> _INSTRUÇÕES_
No trecho sobre violência contra a mulher, quais agressões eram mais adotadas pelos casais violentos?

> _TRECHO DE ORIGEM_
Naves dos Reis analisou os relatos não só das vítimas, mas também dos agressores. “Existe a necessidade urgente de olhar para a figura do homem agressor, por entendermos que, olhando apenas para as vítimas, não será possível pensar soluções eficazes para a violência contra a mulher”, afirma o pesquisador.

Para a pesquisa, foram consideradas como agressões sofridas pelas mulheres a psicológica, a física, a sexual e, ainda, agressões com lesão, que foram divididas em dois subtipos, leve e grave. O que chamou a atenção do pesquisador foi que as agressões psicológica e física leves eram mais adotadas pelos casais violentos, no entanto, entre os casais ditos como harmoniosos, também foi constatada a presença dessas agressões. “A partir desse fato concluímos que talvez isso aconteça em razão da forma como a sociedade percebe a violência. As condutas que são descritas como violência de natureza leve, para muitos, provavelmente não são consideradas violentas.” Para exemplificar, o pesquisador diz que é descrito como conduta violenta o ato de gritar com o parceiro, o que, muitas vezes, não é considerado como uma forma de agressão por determinados casais. “Esses casais acabam afirmando que mantêm relação harmoniosa, mesmo praticando essas condutas”, revela.

> _ENTRADAS FORNECIDAS_

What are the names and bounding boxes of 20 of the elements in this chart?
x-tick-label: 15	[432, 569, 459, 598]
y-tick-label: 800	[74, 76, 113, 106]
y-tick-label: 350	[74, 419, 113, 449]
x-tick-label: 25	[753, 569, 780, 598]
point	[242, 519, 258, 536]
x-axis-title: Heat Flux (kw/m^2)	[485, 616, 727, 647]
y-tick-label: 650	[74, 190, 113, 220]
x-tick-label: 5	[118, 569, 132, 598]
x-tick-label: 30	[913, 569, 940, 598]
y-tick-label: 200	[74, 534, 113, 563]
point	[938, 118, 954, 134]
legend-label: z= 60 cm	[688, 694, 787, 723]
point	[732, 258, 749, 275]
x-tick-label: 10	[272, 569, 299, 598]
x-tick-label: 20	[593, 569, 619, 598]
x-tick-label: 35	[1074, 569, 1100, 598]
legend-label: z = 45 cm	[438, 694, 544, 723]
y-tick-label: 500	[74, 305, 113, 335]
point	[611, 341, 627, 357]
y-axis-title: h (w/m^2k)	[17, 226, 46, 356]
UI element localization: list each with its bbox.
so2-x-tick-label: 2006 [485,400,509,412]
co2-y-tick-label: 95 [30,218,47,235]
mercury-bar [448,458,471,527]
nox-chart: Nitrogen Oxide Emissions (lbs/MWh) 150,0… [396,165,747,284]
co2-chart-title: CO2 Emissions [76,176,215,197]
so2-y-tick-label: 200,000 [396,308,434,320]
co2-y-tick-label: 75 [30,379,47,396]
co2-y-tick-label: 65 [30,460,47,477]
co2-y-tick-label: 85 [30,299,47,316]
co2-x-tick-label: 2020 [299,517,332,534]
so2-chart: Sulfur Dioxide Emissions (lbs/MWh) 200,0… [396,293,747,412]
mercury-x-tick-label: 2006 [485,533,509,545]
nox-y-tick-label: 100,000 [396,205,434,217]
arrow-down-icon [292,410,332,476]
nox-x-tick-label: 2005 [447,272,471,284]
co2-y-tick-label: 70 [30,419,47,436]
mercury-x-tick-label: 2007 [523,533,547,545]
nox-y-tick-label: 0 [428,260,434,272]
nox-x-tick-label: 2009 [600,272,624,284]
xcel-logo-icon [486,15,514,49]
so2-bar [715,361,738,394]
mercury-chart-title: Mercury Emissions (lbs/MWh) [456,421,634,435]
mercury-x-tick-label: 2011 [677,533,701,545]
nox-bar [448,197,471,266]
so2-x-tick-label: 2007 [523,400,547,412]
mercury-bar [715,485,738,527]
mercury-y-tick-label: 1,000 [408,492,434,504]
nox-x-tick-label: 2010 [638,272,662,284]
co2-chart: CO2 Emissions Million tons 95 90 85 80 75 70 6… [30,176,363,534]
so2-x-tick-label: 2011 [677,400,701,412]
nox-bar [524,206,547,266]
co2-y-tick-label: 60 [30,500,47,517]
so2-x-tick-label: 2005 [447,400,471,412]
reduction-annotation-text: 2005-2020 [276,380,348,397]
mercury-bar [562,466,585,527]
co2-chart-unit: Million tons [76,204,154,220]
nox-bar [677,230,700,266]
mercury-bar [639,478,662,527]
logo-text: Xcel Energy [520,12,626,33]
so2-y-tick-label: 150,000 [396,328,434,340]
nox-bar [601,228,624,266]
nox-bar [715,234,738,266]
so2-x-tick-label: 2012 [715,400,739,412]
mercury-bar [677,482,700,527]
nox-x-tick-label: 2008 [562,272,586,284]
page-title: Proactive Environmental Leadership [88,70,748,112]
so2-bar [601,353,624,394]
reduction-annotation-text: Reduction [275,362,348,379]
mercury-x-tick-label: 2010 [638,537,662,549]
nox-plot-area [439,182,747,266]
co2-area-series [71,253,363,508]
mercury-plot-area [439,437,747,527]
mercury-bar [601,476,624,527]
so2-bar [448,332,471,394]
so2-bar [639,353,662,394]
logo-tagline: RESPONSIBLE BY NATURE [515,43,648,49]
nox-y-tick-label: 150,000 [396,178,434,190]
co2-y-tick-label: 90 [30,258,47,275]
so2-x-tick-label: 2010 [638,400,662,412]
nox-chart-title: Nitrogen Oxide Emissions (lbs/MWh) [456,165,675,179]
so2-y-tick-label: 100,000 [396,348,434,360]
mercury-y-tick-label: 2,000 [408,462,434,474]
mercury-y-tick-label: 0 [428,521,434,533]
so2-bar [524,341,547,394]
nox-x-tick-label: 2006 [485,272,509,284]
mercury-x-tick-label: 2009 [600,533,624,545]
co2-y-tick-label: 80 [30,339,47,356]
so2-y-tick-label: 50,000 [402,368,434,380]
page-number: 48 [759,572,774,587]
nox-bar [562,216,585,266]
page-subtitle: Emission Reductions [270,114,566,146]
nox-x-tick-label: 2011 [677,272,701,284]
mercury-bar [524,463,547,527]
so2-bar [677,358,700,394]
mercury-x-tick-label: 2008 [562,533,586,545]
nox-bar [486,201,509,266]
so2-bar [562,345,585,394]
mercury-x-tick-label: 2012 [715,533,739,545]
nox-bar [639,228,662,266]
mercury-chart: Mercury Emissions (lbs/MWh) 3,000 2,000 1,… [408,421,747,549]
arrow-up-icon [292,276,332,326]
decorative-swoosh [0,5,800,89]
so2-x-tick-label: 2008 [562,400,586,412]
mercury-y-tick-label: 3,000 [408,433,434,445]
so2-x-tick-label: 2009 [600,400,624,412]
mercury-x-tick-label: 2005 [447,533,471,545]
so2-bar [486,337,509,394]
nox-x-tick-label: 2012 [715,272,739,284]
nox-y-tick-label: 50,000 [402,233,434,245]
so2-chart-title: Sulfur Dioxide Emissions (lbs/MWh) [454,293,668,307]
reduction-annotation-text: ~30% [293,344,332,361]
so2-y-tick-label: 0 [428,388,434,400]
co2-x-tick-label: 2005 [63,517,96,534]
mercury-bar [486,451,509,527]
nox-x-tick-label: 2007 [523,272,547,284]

--

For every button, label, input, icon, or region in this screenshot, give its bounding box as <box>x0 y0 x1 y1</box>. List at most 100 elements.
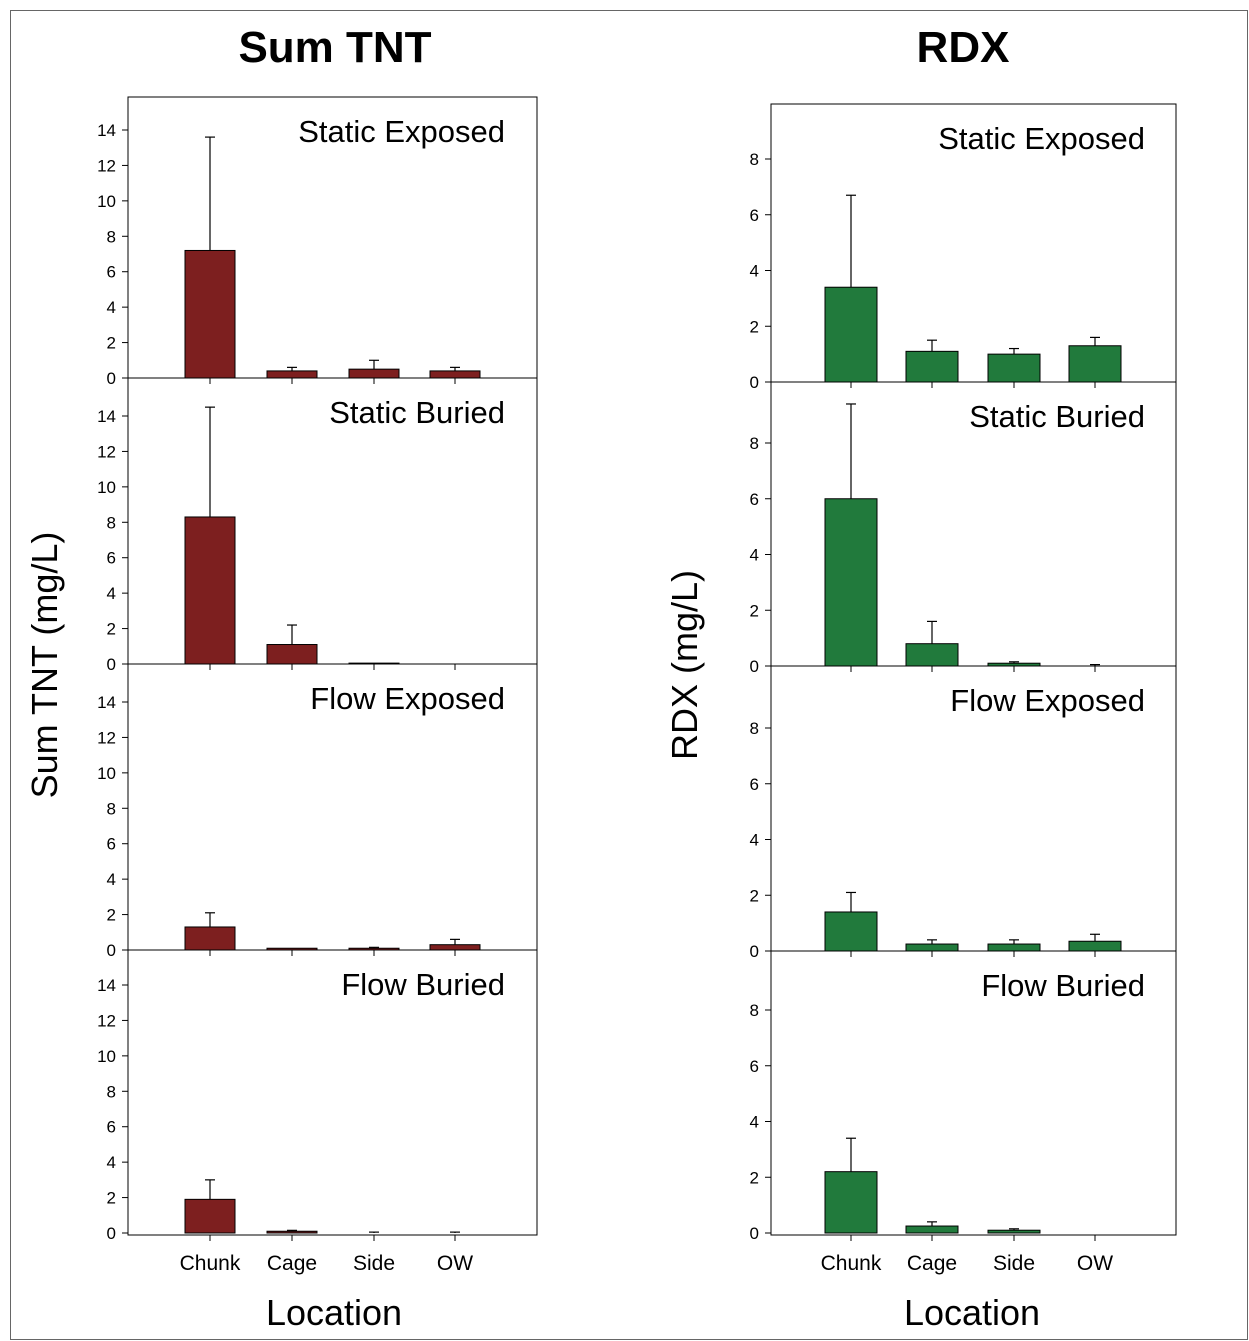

> _RESULTADO DA TAREFA_
As agressões psicológica e física leves.